→ Data extract
--
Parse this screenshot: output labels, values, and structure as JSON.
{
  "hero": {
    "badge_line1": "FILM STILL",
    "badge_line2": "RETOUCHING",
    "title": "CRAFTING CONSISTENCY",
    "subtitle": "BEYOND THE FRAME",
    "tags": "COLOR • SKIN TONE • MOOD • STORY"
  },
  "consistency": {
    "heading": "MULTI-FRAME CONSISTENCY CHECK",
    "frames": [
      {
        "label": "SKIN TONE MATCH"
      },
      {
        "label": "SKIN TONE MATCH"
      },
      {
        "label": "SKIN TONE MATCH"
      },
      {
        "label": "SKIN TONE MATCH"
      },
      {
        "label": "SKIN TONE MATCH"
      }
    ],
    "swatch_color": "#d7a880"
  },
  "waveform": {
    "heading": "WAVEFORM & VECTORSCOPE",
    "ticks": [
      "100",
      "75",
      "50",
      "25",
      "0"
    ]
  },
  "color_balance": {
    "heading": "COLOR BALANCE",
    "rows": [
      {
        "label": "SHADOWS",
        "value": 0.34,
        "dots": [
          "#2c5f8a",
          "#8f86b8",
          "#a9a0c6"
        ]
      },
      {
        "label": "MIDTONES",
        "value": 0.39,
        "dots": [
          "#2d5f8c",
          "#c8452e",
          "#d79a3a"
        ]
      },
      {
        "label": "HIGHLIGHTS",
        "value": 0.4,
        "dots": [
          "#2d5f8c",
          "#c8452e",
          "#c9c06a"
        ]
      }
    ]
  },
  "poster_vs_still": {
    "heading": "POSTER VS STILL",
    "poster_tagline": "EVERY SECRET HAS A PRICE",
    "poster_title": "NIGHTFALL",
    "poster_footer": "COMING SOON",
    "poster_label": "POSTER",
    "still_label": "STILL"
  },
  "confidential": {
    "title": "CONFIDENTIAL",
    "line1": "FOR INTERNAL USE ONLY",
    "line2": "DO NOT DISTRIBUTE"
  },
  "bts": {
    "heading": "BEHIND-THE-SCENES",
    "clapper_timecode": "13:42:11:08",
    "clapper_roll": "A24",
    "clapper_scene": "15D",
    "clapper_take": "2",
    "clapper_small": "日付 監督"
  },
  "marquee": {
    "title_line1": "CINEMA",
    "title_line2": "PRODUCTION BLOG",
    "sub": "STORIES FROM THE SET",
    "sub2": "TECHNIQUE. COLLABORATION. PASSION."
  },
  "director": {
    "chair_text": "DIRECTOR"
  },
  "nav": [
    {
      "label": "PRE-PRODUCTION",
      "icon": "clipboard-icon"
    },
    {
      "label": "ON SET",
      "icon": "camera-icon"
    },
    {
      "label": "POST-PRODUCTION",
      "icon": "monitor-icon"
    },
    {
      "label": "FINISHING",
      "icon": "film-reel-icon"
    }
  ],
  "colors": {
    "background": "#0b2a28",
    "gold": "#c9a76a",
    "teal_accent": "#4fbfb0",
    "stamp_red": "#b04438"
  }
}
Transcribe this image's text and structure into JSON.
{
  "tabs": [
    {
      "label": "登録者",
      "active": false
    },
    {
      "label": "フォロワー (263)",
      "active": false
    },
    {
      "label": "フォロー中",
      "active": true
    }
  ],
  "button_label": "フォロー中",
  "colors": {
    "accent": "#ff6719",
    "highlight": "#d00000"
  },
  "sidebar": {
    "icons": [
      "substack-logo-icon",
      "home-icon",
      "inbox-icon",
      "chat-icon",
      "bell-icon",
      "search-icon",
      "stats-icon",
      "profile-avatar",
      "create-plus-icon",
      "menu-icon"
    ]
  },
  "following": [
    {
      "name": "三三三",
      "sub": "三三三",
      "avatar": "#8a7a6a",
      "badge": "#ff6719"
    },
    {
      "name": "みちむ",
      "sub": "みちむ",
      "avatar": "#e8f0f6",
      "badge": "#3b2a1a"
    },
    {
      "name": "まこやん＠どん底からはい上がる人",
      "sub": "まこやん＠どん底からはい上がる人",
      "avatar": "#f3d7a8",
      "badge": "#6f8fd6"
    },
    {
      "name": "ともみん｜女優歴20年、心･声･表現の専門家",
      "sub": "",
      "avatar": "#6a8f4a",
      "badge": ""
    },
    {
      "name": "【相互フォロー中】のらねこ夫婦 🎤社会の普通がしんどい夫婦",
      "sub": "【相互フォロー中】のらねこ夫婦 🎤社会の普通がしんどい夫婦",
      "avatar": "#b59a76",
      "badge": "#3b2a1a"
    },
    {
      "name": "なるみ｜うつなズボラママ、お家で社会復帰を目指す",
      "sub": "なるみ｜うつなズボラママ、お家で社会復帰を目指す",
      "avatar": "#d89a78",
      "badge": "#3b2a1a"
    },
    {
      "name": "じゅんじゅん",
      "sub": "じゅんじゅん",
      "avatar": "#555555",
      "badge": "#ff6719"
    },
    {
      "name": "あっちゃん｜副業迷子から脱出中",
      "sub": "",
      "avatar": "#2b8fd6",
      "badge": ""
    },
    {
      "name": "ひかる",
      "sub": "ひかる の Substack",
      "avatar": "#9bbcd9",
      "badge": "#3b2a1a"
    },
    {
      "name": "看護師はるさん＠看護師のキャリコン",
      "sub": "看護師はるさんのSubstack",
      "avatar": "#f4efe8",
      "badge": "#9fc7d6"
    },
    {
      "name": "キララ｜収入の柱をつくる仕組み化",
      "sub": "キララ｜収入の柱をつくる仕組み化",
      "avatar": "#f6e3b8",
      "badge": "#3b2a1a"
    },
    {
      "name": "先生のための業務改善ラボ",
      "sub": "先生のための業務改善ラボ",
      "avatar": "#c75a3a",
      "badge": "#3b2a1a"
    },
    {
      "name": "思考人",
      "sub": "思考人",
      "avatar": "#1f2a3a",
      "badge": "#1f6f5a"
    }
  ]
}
--
→ Short task
Repeat the data verbatim.

→ Answer to this exercise
Parse this screenshot: output labels, values, and structure as JSON.
{
  "hero": {
    "badge_line1": "FILM STILL",
    "badge_line2": "RETOUCHING",
    "title": "CRAFTING CONSISTENCY",
    "subtitle": "BEYOND THE FRAME",
    "tags": "COLOR • SKIN TONE • MOOD • STORY"
  },
  "consistency": {
    "heading": "MULTI-FRAME CONSISTENCY CHECK",
    "frames": [
      {
        "label": "SKIN TONE MATCH"
      },
      {
        "label": "SKIN TONE MATCH"
      },
      {
        "label": "SKIN TONE MATCH"
      },
      {
        "label": "SKIN TONE MATCH"
      },
      {
        "label": "SKIN TONE MATCH"
      }
    ],
    "swatch_color": "#d7a880"
  },
  "waveform": {
    "heading": "WAVEFORM & VECTORSCOPE",
    "ticks": [
      "100",
      "75",
      "50",
      "25",
      "0"
    ]
  },
  "color_balance": {
    "heading": "COLOR BALANCE",
    "rows": [
      {
        "label": "SHADOWS",
        "value": 0.34,
        "dots": [
          "#2c5f8a",
          "#8f86b8",
          "#a9a0c6"
        ]
      },
      {
        "label": "MIDTONES",
        "value": 0.39,
        "dots": [
          "#2d5f8c",
          "#c8452e",
          "#d79a3a"
        ]
      },
      {
        "label": "HIGHLIGHTS",
        "value": 0.4,
        "dots": [
          "#2d5f8c",
          "#c8452e",
          "#c9c06a"
        ]
      }
    ]
  },
  "poster_vs_still": {
    "heading": "POSTER VS STILL",
    "poster_tagline": "EVERY SECRET HAS A PRICE",
    "poster_title": "NIGHTFALL",
    "poster_footer": "COMING SOON",
    "poster_label": "POSTER",
    "still_label": "STILL"
  },
  "confidential": {
    "title": "CONFIDENTIAL",
    "line1": "FOR INTERNAL USE ONLY",
    "line2": "DO NOT DISTRIBUTE"
  },
  "bts": {
    "heading": "BEHIND-THE-SCENES",
    "clapper_timecode": "13:42:11:08",
    "clapper_roll": "A24",
    "clapper_scene": "15D",
    "clapper_take": "2",
    "clapper_small": "日付 監督"
  },
  "marquee": {
    "title_line1": "CINEMA",
    "title_line2": "PRODUCTION BLOG",
    "sub": "STORIES FROM THE SET",
    "sub2": "TECHNIQUE. COLLABORATION. PASSION."
  },
  "director": {
    "chair_text": "DIRECTOR"
  },
  "nav": [
    {
      "label": "PRE-PRODUCTION",
      "icon": "clipboard-icon"
    },
    {
      "label": "ON SET",
      "icon": "camera-icon"
    },
    {
      "label": "POST-PRODUCTION",
      "icon": "monitor-icon"
    },
    {
      "label": "FINISHING",
      "icon": "film-reel-icon"
    }
  ],
  "colors": {
    "background": "#0b2a28",
    "gold": "#c9a76a",
    "teal_accent": "#4fbfb0",
    "stamp_red": "#b04438"
  }
}
Transcribe this image's text and structure into JSON.
{
  "tabs": [
    {
      "label": "登録者",
      "active": false
    },
    {
      "label": "フォロワー (263)",
      "active": false
    },
    {
      "label": "フォロー中",
      "active": true
    }
  ],
  "button_label": "フォロー中",
  "colors": {
    "accent": "#ff6719",
    "highlight": "#d00000"
  },
  "sidebar": {
    "icons": [
      "substack-logo-icon",
      "home-icon",
      "inbox-icon",
      "chat-icon",
      "bell-icon",
      "search-icon",
      "stats-icon",
      "profile-avatar",
      "create-plus-icon",
      "menu-icon"
    ]
  },
  "following": [
    {
      "name": "三三三",
      "sub": "三三三",
      "avatar": "#8a7a6a",
      "badge": "#ff6719"
    },
    {
      "name": "みちむ",
      "sub": "みちむ",
      "avatar": "#e8f0f6",
      "badge": "#3b2a1a"
    },
    {
      "name": "まこやん＠どん底からはい上がる人",
      "sub": "まこやん＠どん底からはい上がる人",
      "avatar": "#f3d7a8",
      "badge": "#6f8fd6"
    },
    {
      "name": "ともみん｜女優歴20年、心･声･表現の専門家",
      "sub": "",
      "avatar": "#6a8f4a",
      "badge": ""
    },
    {
      "name": "【相互フォロー中】のらねこ夫婦 🎤社会の普通がしんどい夫婦",
      "sub": "【相互フォロー中】のらねこ夫婦 🎤社会の普通がしんどい夫婦",
      "avatar": "#b59a76",
      "badge": "#3b2a1a"
    },
    {
      "name": "なるみ｜うつなズボラママ、お家で社会復帰を目指す",
      "sub": "なるみ｜うつなズボラママ、お家で社会復帰を目指す",
      "avatar": "#d89a78",
      "badge": "#3b2a1a"
    },
    {
      "name": "じゅんじゅん",
      "sub": "じゅんじゅん",
      "avatar": "#555555",
      "badge": "#ff6719"
    },
    {
      "name": "あっちゃん｜副業迷子から脱出中",
      "sub": "",
      "avatar": "#2b8fd6",
      "badge": ""
    },
    {
      "name": "ひかる",
      "sub": "ひかる の Substack",
      "avatar": "#9bbcd9",
      "badge": "#3b2a1a"
    },
    {
      "name": "看護師はるさん＠看護師のキャリコン",
      "sub": "看護師はるさんのSubstack",
      "avatar": "#f4efe8",
      "badge": "#9fc7d6"
    },
    {
      "name": "キララ｜収入の柱をつくる仕組み化",
      "sub": "キララ｜収入の柱をつくる仕組み化",
      "avatar": "#f6e3b8",
      "badge": "#3b2a1a"
    },
    {
      "name": "先生のための業務改善ラボ",
      "sub": "先生のための業務改善ラボ",
      "avatar": "#c75a3a",
      "badge": "#3b2a1a"
    },
    {
      "name": "思考人",
      "sub": "思考人",
      "avatar": "#1f2a3a",
      "badge": "#1f6f5a"
    }
  ]
}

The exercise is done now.